= Objective =
Identify the lines that contain the word "территории" and copy each one.
____________________
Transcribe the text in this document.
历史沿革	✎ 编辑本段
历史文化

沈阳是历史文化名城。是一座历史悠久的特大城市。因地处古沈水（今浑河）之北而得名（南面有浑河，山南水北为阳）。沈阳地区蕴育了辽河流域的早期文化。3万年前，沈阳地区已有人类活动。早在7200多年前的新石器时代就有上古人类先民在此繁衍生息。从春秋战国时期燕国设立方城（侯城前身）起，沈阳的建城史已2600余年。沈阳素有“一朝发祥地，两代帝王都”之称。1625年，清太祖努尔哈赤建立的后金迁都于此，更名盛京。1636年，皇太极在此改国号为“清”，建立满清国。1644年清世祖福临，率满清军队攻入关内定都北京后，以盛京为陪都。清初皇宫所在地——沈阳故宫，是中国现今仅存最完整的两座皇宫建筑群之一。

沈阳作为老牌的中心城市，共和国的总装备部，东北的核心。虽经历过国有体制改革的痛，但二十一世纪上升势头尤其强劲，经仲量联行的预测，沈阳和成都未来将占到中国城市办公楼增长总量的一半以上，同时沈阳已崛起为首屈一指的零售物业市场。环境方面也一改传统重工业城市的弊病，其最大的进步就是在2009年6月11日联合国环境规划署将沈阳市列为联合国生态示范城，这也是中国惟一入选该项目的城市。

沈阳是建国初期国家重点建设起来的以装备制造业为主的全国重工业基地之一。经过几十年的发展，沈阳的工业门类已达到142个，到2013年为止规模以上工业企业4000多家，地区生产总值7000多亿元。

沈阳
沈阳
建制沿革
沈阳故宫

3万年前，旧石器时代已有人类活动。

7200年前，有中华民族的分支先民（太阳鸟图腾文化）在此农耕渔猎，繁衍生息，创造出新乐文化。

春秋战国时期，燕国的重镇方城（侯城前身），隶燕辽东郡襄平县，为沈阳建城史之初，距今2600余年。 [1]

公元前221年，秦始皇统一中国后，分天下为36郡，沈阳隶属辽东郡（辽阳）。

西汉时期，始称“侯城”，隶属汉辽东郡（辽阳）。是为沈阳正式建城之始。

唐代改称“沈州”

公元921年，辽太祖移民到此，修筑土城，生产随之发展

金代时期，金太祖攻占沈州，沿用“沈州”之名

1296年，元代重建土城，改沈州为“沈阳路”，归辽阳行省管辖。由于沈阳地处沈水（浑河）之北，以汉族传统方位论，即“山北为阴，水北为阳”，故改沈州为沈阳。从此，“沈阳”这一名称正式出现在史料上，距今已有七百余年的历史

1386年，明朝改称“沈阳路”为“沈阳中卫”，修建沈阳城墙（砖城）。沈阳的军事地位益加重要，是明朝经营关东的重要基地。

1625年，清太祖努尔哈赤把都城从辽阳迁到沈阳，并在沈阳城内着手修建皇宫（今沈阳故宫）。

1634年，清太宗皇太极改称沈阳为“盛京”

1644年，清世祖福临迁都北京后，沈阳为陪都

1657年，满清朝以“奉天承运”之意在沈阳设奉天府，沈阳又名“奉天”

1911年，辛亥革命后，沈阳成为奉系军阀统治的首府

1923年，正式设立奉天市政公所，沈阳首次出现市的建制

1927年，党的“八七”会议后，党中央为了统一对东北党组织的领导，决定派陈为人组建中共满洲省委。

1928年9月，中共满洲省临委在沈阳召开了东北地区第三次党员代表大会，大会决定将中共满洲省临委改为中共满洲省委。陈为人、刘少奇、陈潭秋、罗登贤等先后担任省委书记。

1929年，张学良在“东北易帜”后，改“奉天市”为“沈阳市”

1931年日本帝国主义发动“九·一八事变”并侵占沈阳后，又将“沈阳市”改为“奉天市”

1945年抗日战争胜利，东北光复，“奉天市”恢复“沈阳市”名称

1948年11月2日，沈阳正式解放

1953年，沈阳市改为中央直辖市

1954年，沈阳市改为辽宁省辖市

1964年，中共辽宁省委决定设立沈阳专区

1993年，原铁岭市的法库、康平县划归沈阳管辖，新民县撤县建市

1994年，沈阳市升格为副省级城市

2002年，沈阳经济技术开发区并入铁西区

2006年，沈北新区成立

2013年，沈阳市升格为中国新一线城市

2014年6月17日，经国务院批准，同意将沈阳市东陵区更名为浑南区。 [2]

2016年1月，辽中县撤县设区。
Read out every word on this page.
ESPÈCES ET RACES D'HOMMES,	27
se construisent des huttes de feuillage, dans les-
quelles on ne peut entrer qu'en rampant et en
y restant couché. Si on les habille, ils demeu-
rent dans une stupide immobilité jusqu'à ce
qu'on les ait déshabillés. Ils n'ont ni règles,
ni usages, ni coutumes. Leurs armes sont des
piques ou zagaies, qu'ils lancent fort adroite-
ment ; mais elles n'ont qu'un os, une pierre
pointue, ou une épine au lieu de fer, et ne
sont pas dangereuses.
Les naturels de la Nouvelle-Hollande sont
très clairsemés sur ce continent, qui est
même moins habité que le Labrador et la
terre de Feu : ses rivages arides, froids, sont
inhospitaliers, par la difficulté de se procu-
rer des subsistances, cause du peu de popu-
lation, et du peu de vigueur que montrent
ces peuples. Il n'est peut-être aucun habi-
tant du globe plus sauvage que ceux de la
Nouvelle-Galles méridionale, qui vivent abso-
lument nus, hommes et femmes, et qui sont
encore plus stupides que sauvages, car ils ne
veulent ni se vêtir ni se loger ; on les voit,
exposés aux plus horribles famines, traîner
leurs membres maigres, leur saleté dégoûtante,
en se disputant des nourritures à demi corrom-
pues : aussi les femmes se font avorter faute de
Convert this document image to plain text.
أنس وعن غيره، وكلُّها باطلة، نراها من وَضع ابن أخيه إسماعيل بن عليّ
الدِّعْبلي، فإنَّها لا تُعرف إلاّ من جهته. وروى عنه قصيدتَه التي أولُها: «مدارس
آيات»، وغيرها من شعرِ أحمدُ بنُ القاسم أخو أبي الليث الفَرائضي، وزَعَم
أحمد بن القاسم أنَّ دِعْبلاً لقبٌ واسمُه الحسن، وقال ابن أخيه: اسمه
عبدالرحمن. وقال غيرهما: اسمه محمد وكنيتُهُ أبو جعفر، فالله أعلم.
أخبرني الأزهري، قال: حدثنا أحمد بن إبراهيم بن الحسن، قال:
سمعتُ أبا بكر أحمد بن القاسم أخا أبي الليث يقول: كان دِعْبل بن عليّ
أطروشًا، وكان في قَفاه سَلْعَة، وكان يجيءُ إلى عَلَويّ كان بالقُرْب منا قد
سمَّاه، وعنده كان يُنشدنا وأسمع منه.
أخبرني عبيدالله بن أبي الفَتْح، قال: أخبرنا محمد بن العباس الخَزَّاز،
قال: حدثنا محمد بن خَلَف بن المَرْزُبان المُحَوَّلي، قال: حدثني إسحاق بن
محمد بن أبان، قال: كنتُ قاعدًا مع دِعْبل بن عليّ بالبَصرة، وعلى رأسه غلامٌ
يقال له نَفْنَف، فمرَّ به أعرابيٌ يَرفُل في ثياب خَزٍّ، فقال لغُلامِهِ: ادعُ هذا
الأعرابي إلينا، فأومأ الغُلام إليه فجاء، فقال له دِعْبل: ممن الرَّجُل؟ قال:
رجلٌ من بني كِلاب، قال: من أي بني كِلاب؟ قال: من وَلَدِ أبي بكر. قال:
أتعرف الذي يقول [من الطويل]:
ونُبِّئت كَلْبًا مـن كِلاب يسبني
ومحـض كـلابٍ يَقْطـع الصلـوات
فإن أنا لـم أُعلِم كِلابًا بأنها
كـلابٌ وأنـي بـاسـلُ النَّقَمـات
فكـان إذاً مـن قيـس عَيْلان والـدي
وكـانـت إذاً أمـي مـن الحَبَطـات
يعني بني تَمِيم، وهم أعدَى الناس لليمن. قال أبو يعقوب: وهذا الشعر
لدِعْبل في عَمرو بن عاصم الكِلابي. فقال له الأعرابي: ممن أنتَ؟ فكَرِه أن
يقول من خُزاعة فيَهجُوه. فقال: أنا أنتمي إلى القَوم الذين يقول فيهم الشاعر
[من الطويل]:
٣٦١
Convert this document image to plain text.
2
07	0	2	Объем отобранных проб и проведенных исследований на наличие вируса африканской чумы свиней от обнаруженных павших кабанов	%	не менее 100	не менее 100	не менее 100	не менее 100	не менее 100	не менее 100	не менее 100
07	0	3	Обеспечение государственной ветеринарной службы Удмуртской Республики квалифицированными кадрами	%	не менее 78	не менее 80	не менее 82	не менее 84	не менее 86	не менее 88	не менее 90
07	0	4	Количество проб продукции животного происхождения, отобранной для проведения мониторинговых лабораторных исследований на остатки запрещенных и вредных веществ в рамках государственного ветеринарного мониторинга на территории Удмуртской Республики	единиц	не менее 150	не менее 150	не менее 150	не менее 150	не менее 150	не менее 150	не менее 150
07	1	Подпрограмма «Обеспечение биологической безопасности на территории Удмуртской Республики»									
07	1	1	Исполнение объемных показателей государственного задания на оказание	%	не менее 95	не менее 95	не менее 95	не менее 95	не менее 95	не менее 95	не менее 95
____________________
= Result for this exercise =
07	0	4	Количество проб продукции животного происхождения, отобранной для проведения мониторинговых лабораторных исследований на остатки запрещенных и вредных веществ в рамках государственного ветеринарного мониторинга на территории Удмуртской Республики	единиц	не менее 150	не менее 150	не менее 150	не менее 150	не менее 150	не менее 150	не менее 150
07	1	Подпрограмма «Обеспечение биологической безопасности на территории Удмуртской Республики»									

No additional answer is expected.